Directions for this task - Read through the entries below and return each line with the word "html".

Data entries
+ + + + + + +
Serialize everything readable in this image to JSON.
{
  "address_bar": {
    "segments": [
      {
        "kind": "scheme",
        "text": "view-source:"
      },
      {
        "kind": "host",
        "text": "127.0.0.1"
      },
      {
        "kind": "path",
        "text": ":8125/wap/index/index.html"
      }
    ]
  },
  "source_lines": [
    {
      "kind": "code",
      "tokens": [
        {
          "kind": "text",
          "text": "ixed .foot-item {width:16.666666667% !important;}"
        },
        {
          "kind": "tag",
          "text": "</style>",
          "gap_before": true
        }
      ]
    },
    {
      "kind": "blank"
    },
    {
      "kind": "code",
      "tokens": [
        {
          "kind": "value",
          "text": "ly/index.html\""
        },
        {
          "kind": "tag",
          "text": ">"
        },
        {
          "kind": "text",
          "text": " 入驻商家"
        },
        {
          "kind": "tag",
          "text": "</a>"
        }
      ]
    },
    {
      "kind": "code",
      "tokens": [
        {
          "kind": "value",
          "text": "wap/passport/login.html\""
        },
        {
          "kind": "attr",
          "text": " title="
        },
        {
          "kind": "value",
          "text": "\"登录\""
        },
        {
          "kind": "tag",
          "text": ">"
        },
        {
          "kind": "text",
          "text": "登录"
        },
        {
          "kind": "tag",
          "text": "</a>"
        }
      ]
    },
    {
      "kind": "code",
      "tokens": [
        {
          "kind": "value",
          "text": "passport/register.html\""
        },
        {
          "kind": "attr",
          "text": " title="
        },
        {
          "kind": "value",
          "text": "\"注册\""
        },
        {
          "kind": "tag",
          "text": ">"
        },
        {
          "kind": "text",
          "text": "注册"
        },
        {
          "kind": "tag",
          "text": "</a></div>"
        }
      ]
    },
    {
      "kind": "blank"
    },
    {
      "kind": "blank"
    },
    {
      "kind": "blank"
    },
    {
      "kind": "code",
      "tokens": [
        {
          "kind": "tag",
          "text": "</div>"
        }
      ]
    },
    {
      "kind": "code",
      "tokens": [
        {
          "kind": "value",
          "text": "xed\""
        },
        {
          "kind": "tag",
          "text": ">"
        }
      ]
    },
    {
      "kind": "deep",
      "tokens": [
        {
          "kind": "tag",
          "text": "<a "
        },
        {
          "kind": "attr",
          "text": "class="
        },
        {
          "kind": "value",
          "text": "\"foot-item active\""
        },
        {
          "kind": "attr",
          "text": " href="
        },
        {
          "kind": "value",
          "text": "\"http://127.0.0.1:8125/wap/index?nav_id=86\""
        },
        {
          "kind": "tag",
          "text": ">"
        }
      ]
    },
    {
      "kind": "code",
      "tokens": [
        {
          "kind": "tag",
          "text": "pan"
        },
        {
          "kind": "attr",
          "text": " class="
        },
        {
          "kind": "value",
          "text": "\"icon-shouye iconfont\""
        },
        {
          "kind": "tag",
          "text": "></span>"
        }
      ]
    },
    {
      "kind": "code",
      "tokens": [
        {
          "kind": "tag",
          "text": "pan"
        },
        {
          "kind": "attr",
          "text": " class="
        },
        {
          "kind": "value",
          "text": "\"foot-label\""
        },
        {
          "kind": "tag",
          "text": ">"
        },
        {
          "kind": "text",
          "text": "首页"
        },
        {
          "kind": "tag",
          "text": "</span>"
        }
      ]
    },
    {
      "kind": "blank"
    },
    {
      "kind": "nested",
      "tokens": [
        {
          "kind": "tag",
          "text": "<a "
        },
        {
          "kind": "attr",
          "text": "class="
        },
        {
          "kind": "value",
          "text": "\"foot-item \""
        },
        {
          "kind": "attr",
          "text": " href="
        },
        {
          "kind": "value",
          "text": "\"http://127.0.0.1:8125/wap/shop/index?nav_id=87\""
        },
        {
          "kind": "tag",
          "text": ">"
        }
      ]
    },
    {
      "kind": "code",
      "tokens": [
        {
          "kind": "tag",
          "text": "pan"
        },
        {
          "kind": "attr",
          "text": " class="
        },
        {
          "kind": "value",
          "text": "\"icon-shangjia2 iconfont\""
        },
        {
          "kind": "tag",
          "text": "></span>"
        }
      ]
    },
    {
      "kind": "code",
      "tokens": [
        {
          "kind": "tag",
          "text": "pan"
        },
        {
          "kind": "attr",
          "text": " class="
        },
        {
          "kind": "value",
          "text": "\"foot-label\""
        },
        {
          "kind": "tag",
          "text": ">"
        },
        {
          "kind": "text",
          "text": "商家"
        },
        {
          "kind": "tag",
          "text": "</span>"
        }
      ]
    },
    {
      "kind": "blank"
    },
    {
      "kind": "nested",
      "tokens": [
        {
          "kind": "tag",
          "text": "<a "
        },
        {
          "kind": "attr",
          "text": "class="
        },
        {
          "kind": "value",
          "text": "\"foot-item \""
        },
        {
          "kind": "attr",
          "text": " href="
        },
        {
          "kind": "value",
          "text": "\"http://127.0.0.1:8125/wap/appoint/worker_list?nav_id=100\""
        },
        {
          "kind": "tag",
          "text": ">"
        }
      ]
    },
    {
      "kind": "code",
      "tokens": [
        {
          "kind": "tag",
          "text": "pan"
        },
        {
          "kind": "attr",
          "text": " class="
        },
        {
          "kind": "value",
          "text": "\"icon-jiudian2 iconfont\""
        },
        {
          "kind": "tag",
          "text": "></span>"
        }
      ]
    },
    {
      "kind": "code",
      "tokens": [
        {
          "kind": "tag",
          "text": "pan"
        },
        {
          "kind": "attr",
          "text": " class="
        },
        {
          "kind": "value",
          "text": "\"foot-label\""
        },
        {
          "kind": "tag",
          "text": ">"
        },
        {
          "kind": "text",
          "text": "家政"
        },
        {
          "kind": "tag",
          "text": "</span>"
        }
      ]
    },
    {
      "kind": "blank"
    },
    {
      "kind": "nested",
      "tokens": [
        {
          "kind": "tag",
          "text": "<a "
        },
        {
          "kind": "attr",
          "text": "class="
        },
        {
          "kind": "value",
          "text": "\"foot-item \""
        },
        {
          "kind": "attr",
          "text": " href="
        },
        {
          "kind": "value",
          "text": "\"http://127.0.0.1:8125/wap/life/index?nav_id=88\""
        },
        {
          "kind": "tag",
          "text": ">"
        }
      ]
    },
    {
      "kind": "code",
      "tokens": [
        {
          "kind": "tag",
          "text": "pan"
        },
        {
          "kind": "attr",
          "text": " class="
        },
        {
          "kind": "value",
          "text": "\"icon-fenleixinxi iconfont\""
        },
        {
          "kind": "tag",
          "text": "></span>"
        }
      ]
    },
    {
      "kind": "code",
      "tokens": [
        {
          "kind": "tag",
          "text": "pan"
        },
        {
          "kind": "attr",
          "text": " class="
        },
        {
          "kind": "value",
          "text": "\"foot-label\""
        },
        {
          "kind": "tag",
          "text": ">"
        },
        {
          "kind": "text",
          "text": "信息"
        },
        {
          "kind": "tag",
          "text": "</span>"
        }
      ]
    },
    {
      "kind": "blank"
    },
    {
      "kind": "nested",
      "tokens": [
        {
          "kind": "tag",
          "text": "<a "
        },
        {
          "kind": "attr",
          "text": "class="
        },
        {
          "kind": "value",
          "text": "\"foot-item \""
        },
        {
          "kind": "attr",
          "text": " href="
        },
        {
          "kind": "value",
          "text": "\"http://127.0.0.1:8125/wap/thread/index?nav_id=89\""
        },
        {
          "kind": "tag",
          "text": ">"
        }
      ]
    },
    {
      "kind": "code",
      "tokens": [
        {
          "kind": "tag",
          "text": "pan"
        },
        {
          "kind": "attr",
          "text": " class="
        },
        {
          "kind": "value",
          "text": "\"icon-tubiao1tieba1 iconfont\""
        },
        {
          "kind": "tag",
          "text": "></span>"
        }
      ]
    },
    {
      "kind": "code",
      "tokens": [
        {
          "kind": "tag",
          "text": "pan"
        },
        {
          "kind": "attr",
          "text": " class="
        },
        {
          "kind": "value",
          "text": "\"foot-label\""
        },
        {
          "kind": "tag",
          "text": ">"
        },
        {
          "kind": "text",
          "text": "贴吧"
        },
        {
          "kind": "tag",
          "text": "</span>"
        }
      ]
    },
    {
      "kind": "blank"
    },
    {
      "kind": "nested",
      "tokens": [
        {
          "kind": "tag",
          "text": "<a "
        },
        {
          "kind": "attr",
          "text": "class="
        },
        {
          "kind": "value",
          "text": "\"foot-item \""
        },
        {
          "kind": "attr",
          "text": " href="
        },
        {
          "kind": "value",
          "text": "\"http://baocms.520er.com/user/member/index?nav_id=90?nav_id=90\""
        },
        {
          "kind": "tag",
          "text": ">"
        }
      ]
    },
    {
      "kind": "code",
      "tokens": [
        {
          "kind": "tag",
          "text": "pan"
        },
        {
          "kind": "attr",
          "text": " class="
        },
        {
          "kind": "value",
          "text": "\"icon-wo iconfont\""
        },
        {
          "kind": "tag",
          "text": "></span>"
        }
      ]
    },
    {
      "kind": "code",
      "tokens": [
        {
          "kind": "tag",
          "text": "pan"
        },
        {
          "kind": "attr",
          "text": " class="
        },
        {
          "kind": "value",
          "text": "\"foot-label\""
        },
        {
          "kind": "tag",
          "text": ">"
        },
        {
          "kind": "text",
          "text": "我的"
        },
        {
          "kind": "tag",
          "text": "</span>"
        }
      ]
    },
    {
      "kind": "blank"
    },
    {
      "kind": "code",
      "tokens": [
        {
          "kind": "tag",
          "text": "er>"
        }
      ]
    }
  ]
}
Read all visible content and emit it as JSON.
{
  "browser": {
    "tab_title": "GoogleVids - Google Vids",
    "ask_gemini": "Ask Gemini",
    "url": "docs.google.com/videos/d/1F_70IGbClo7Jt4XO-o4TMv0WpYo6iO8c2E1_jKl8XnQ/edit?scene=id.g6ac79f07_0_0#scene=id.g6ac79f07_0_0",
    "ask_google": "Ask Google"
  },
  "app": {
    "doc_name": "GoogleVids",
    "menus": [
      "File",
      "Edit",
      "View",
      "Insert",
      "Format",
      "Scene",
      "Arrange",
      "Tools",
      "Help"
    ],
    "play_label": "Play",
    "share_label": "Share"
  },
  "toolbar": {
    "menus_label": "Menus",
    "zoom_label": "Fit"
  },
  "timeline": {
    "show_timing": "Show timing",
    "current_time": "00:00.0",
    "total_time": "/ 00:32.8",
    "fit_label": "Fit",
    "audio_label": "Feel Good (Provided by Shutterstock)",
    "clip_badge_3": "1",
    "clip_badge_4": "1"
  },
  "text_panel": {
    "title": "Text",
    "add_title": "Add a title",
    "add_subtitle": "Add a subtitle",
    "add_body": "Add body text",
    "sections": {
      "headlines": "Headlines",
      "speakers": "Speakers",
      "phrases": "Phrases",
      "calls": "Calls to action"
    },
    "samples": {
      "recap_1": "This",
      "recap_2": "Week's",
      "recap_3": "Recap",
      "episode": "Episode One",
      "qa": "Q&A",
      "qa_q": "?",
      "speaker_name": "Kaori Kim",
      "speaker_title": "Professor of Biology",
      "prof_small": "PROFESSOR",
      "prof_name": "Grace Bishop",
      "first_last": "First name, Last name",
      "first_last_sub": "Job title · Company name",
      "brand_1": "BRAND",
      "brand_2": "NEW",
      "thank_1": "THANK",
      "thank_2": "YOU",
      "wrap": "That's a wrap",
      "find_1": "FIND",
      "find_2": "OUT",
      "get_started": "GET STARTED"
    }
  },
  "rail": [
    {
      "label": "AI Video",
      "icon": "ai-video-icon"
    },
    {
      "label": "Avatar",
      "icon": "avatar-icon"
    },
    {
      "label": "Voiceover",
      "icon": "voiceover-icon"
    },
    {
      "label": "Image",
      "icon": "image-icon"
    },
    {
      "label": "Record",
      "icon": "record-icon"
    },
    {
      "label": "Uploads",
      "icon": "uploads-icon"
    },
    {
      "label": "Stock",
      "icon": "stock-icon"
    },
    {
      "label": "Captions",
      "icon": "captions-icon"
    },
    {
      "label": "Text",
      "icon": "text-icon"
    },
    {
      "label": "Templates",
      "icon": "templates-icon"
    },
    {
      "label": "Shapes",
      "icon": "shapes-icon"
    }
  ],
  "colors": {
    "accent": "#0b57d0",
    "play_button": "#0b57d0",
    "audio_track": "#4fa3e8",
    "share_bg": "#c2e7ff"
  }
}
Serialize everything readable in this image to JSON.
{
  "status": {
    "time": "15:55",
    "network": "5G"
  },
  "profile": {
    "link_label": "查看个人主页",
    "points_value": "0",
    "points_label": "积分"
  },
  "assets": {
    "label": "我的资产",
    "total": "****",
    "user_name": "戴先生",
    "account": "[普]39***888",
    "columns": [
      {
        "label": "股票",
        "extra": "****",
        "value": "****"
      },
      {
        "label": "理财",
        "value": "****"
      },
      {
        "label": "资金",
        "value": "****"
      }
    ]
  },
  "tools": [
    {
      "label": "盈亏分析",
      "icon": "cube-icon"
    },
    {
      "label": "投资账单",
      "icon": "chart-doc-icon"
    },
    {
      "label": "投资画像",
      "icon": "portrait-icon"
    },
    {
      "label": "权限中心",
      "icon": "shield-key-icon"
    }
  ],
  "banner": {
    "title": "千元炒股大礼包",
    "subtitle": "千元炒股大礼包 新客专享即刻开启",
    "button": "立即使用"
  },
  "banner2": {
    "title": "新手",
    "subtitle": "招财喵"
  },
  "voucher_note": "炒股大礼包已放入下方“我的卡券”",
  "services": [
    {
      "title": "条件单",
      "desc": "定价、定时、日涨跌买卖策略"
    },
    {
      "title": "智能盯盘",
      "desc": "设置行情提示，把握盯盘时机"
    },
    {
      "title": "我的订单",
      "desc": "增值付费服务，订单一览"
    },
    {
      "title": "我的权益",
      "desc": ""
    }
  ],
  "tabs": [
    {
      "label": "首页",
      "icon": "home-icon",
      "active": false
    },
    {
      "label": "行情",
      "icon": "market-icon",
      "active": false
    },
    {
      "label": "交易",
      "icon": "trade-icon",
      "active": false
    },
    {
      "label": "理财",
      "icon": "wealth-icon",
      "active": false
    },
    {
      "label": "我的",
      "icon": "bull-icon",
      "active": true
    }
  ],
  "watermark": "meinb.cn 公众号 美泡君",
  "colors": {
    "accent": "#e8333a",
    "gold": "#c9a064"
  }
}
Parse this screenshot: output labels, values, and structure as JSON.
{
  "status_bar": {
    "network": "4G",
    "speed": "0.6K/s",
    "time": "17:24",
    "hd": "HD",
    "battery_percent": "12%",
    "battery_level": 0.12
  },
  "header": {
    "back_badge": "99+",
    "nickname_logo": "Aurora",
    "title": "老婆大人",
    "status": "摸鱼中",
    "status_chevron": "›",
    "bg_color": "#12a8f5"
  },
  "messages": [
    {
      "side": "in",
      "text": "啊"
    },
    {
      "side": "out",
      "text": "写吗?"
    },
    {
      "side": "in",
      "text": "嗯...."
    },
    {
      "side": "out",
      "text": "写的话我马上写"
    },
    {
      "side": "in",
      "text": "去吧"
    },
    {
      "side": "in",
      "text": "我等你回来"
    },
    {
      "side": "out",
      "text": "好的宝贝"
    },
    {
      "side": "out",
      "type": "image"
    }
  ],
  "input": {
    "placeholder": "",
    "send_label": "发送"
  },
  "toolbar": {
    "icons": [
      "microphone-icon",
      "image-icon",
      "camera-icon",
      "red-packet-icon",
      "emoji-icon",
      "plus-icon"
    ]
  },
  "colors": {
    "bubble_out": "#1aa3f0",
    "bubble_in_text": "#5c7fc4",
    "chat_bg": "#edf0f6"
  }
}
+ + + + + + +
Reply -
        "text": ":8125/wap/index/index.html"
          "text": "ly/index.html\""
          "text": "wap/passport/login.html\""
          "text": "passport/register.html\""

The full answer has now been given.